> Given task
Print every line of the listing exactly, please.

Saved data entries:
##############################

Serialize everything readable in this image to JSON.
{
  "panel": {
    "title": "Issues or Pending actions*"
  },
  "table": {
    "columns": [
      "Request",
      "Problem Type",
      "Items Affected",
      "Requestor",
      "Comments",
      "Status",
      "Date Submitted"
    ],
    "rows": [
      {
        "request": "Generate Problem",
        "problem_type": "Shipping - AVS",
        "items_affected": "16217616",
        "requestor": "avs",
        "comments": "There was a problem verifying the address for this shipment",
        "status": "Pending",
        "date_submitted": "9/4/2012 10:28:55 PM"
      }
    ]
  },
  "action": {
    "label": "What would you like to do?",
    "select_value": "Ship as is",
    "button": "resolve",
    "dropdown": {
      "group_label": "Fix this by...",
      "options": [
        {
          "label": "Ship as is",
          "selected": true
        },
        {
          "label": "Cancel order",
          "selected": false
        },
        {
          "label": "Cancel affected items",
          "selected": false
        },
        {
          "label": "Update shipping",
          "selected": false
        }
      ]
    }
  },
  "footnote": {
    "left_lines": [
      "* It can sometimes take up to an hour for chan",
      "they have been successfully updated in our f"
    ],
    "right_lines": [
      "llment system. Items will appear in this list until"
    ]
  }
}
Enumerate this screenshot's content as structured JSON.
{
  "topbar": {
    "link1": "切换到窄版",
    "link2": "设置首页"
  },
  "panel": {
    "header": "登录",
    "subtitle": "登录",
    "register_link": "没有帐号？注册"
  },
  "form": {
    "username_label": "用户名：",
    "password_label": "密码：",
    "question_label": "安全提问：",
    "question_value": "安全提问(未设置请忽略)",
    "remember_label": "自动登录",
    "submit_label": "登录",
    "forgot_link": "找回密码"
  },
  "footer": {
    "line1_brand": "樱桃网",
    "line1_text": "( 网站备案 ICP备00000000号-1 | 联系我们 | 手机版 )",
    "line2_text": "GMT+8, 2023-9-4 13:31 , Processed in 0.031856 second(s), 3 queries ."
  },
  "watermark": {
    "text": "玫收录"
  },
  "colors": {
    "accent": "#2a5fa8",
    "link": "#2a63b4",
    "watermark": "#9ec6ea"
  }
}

##############################

> Output for this task
Serialize everything readable in this image to JSON.
{
  "panel": {
    "title": "Issues or Pending actions*"
  },
  "table": {
    "columns": [
      "Request",
      "Problem Type",
      "Items Affected",
      "Requestor",
      "Comments",
      "Status",
      "Date Submitted"
    ],
    "rows": [
      {
        "request": "Generate Problem",
        "problem_type": "Shipping - AVS",
        "items_affected": "16217616",
        "requestor": "avs",
        "comments": "There was a problem verifying the address for this shipment",
        "status": "Pending",
        "date_submitted": "9/4/2012 10:28:55 PM"
      }
    ]
  },
  "action": {
    "label": "What would you like to do?",
    "select_value": "Ship as is",
    "button": "resolve",
    "dropdown": {
      "group_label": "Fix this by...",
      "options": [
        {
          "label": "Ship as is",
          "selected": true
        },
        {
          "label": "Cancel order",
          "selected": false
        },
        {
          "label": "Cancel affected items",
          "selected": false
        },
        {
          "label": "Update shipping",
          "selected": false
        }
      ]
    }
  },
  "footnote": {
    "left_lines": [
      "* It can sometimes take up to an hour for chan",
      "they have been successfully updated in our f"
    ],
    "right_lines": [
      "llment system. Items will appear in this list until"
    ]
  }
}
Enumerate this screenshot's content as structured JSON.
{
  "topbar": {
    "link1": "切换到窄版",
    "link2": "设置首页"
  },
  "panel": {
    "header": "登录",
    "subtitle": "登录",
    "register_link": "没有帐号？注册"
  },
  "form": {
    "username_label": "用户名：",
    "password_label": "密码：",
    "question_label": "安全提问：",
    "question_value": "安全提问(未设置请忽略)",
    "remember_label": "自动登录",
    "submit_label": "登录",
    "forgot_link": "找回密码"
  },
  "footer": {
    "line1_brand": "樱桃网",
    "line1_text": "( 网站备案 ICP备00000000号-1 | 联系我们 | 手机版 )",
    "line2_text": "GMT+8, 2023-9-4 13:31 , Processed in 0.031856 second(s), 3 queries ."
  },
  "watermark": {
    "text": "玫收录"
  },
  "colors": {
    "accent": "#2a5fa8",
    "link": "#2a63b4",
    "watermark": "#9ec6ea"
  }
}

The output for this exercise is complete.